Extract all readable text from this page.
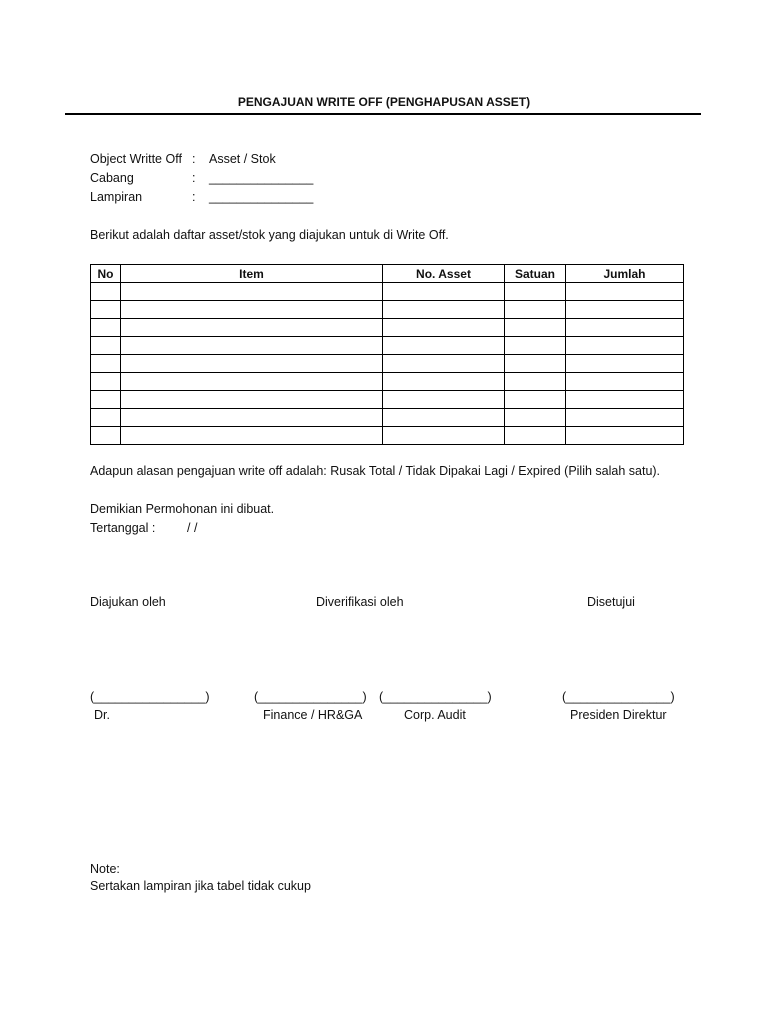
PENGAJUAN WRITE OFF (PENGHAPUSAN ASSET)
Object Writte Off : Asset / Stok
Cabang	: _______________
Lampiran	: _______________
Berikut adalah daftar asset/stok yang diajukan untuk di Write Off.
No	Item	No. Asset	Satuan	Jumlah

Adapun alasan pengajuan write off adalah: Rusak Total / Tidak Dipakai Lagi / Expired (Pilih salah satu).
Demikian Permohonan ini dibuat.
Tertanggal :	/ /
Diajukan oleh	Diverifikasi oleh	Disetujui
(________________)
Dr.
(_______________)
Finance / HR&GA
(_______________)
Corp. Audit
(_______________)
Presiden Direktur
Note:
Sertakan lampiran jika tabel tidak cukup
_____
--- JOB ---
Make an exact copy of the data, leaving its pictures out.

--- TASK OUTPUT ---
Extract all readable text from this page.
PENGAJUAN WRITE OFF (PENGHAPUSAN ASSET)
Object Writte Off : Asset / Stok
Cabang	: _______________
Lampiran	: _______________
Berikut adalah daftar asset/stok yang diajukan untuk di Write Off.
No	Item	No. Asset	Satuan	Jumlah

Adapun alasan pengajuan write off adalah: Rusak Total / Tidak Dipakai Lagi / Expired (Pilih salah satu).
Demikian Permohonan ini dibuat.
Tertanggal :	/ /
Diajukan oleh	Diverifikasi oleh	Disetujui
(________________)
Dr.
(_______________)
Finance / HR&GA
(_______________)
Corp. Audit
(_______________)
Presiden Direktur
Note:
Sertakan lampiran jika tabel tidak cukup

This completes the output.